begin Given data

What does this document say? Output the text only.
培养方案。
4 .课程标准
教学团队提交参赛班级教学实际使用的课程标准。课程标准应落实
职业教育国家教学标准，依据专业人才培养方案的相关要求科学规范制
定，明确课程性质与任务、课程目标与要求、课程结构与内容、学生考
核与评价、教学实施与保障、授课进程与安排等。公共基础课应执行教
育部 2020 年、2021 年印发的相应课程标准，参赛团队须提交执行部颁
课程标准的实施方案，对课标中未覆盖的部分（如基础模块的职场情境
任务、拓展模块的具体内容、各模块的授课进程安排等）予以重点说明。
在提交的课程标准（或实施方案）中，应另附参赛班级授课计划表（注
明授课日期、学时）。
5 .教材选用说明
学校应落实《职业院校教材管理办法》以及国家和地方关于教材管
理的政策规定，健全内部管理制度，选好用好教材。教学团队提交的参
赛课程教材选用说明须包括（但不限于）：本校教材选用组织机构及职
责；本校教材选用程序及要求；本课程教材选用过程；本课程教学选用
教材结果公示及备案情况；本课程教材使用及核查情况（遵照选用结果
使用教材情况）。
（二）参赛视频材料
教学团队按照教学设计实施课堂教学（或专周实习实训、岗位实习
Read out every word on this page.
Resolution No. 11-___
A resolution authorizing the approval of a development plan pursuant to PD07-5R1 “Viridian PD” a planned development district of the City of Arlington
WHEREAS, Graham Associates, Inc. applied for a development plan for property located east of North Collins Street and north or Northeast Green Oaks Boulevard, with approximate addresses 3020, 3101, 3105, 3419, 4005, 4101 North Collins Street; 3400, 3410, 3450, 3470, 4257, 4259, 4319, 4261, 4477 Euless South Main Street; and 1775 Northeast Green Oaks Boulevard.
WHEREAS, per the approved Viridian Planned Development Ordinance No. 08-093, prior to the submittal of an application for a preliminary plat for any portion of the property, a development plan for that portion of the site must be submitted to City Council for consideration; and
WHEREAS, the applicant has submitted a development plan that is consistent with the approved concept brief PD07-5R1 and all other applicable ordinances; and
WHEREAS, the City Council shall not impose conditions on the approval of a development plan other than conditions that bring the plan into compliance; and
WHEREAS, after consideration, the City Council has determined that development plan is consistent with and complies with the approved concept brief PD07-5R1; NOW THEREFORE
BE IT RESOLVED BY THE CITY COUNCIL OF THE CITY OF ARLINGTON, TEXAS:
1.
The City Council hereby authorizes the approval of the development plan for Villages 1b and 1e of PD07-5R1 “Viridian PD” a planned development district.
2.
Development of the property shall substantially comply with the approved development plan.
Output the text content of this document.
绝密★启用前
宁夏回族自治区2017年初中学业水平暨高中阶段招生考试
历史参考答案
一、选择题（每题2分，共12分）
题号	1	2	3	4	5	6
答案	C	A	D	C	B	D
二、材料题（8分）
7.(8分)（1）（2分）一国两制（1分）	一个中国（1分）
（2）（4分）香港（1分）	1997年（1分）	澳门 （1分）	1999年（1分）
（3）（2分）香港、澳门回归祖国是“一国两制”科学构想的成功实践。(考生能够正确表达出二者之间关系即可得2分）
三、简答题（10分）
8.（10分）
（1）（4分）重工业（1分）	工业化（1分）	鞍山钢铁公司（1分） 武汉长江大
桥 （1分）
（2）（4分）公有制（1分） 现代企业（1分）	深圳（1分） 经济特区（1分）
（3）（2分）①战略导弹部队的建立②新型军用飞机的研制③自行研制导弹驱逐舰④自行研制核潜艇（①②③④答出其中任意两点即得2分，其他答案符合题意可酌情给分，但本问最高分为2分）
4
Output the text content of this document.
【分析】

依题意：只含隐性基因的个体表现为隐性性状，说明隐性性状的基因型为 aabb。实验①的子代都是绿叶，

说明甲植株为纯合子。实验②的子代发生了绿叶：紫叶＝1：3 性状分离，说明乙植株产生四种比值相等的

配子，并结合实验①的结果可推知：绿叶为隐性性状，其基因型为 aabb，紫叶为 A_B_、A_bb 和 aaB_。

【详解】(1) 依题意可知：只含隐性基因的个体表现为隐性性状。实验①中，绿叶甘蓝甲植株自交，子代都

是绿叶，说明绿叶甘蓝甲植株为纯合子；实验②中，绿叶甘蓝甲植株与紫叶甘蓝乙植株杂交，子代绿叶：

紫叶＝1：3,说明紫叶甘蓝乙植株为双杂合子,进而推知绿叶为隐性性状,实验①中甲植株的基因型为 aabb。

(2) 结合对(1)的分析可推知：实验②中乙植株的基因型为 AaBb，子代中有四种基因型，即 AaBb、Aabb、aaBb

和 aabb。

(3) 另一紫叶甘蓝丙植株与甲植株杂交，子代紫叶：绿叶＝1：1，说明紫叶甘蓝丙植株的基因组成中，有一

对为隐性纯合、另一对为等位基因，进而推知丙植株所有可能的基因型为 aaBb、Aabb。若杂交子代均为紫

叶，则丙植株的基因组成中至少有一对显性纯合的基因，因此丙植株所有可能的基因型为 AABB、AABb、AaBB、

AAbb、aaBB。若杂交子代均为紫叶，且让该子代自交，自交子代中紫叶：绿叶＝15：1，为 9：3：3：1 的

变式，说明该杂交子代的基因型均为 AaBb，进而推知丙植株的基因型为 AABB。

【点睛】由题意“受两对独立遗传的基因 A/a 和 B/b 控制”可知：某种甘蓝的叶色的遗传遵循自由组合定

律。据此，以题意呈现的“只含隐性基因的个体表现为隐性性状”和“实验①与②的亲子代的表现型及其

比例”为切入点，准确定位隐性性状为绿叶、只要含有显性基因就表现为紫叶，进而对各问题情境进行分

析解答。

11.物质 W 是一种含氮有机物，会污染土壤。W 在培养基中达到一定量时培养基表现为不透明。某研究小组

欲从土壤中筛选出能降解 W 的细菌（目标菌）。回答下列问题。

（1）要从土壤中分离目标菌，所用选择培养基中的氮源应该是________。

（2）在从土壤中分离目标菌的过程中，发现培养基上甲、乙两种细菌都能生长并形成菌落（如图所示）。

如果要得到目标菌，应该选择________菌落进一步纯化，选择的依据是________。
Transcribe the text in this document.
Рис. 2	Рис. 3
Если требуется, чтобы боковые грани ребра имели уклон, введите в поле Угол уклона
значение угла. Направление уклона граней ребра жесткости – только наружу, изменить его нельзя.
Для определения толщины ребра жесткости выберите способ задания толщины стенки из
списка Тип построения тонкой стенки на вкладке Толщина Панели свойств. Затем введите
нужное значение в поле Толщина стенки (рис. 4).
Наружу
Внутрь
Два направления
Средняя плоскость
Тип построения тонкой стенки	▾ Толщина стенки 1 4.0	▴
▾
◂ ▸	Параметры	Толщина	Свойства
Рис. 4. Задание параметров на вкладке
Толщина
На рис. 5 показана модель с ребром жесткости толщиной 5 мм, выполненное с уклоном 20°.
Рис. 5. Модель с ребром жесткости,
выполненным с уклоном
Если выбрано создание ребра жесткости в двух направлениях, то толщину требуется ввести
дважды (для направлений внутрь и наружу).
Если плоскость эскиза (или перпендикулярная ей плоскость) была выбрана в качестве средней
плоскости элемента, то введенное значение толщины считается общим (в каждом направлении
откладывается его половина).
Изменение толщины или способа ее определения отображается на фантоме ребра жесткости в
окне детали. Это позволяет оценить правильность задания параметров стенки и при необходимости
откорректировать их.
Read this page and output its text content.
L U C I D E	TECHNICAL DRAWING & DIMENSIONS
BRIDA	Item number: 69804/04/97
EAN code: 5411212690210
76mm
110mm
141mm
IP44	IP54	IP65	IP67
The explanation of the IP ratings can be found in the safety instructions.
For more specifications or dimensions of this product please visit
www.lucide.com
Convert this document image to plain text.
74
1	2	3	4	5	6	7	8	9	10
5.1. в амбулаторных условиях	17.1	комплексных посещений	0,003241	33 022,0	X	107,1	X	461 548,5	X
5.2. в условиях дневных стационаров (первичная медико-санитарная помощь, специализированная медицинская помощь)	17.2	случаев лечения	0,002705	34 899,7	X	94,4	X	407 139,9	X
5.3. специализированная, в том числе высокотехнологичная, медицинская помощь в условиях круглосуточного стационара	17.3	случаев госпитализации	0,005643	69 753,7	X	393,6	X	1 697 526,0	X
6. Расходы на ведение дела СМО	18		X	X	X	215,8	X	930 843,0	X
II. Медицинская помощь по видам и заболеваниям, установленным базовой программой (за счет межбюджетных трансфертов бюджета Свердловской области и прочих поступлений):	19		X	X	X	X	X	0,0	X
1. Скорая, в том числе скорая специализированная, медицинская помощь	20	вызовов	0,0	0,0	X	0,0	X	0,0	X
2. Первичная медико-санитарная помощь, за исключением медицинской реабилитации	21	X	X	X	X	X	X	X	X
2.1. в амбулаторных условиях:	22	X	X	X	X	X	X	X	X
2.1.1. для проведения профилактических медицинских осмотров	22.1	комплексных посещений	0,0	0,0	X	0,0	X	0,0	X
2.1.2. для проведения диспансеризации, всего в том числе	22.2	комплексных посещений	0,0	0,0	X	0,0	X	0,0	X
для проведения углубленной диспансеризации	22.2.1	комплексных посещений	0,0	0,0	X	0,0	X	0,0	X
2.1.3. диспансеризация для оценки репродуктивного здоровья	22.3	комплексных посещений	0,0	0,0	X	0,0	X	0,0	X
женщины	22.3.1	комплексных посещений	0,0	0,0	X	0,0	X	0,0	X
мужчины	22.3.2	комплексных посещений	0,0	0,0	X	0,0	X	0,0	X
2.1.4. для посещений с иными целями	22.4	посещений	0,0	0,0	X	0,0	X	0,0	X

end Given data

Gather every line from the entries above where the word "условиях" appears, and copy them.

● The solution
5.1. в амбулаторных условиях	17.1	комплексных посещений	0,003241	33 022,0	X	107,1	X	461 548,5	X
5.2. в условиях дневных стационаров (первичная медико-санитарная помощь, специализированная медицинская помощь)	17.2	случаев лечения	0,002705	34 899,7	X	94,4	X	407 139,9	X
5.3. специализированная, в том числе высокотехнологичная, медицинская помощь в условиях круглосуточного стационара	17.3	случаев госпитализации	0,005643	69 753,7	X	393,6	X	1 697 526,0	X
2.1. в амбулаторных условиях:	22	X	X	X	X	X	X	X	X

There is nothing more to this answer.